### Task details
Here are records with pictures in them. Copy all of them exactly and leave the pictures out.

### Given records

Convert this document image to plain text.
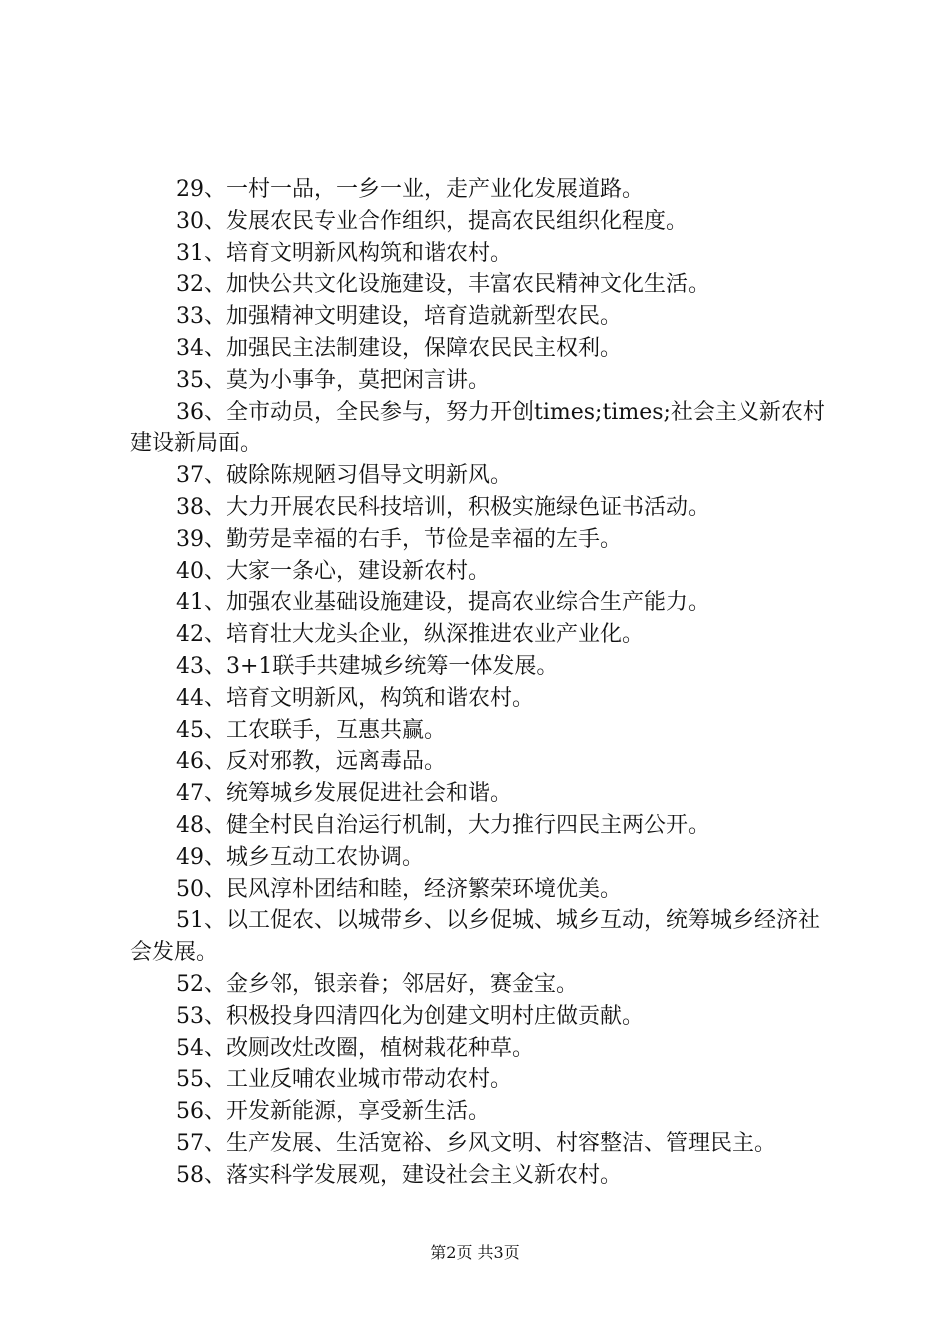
29、一村一品，一乡一业，走产业化发展道路。

30、发展农民专业合作组织，提高农民组织化程度。

31、培育文明新风构筑和谐农村。

32、加快公共文化设施建设，丰富农民精神文化生活。

33、加强精神文明建设，培育造就新型农民。

34、加强民主法制建设，保障农民民主权利。

35、莫为小事争，莫把闲言讲。

36、全市动员，全民参与，努力开创times;times;社会主义新农村建设新局面。

37、破除陈规陋习倡导文明新风。

38、大力开展农民科技培训，积极实施绿色证书活动。

39、勤劳是幸福的右手，节俭是幸福的左手。

40、大家一条心，建设新农村。

41、加强农业基础设施建设，提高农业综合生产能力。

42、培育壮大龙头企业，纵深推进农业产业化。

43、3+1联手共建城乡统筹一体发展。

44、培育文明新风，构筑和谐农村。

45、工农联手，互惠共赢。

46、反对邪教，远离毒品。

47、统筹城乡发展促进社会和谐。

48、健全村民自治运行机制，大力推行四民主两公开。

49、城乡互动工农协调。

50、民风淳朴团结和睦，经济繁荣环境优美。

51、以工促农、以城带乡、以乡促城、城乡互动，统筹城乡经济社会发展。

52、金乡邻，银亲眷；邻居好，赛金宝。

53、积极投身四清四化为创建文明村庄做贡献。

54、改厕改灶改圈，植树栽花种草。

55、工业反哺农业城市带动农村。

56、开发新能源，享受新生活。

57、生产发展、生活宽裕、乡风文明、村容整洁、管理民主。

58、落实科学发展观，建设社会主义新农村。

第2页 共3页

### The answer
Convert this document image to plain text.
29、一村一品，一乡一业，走产业化发展道路。

30、发展农民专业合作组织，提高农民组织化程度。

31、培育文明新风构筑和谐农村。

32、加快公共文化设施建设，丰富农民精神文化生活。

33、加强精神文明建设，培育造就新型农民。

34、加强民主法制建设，保障农民民主权利。

35、莫为小事争，莫把闲言讲。

36、全市动员，全民参与，努力开创times;times;社会主义新农村建设新局面。

37、破除陈规陋习倡导文明新风。

38、大力开展农民科技培训，积极实施绿色证书活动。

39、勤劳是幸福的右手，节俭是幸福的左手。

40、大家一条心，建设新农村。

41、加强农业基础设施建设，提高农业综合生产能力。

42、培育壮大龙头企业，纵深推进农业产业化。

43、3+1联手共建城乡统筹一体发展。

44、培育文明新风，构筑和谐农村。

45、工农联手，互惠共赢。

46、反对邪教，远离毒品。

47、统筹城乡发展促进社会和谐。

48、健全村民自治运行机制，大力推行四民主两公开。

49、城乡互动工农协调。

50、民风淳朴团结和睦，经济繁荣环境优美。

51、以工促农、以城带乡、以乡促城、城乡互动，统筹城乡经济社会发展。

52、金乡邻，银亲眷；邻居好，赛金宝。

53、积极投身四清四化为创建文明村庄做贡献。

54、改厕改灶改圈，植树栽花种草。

55、工业反哺农业城市带动农村。

56、开发新能源，享受新生活。

57、生产发展、生活宽裕、乡风文明、村容整洁、管理民主。

58、落实科学发展观，建设社会主义新农村。

第2页 共3页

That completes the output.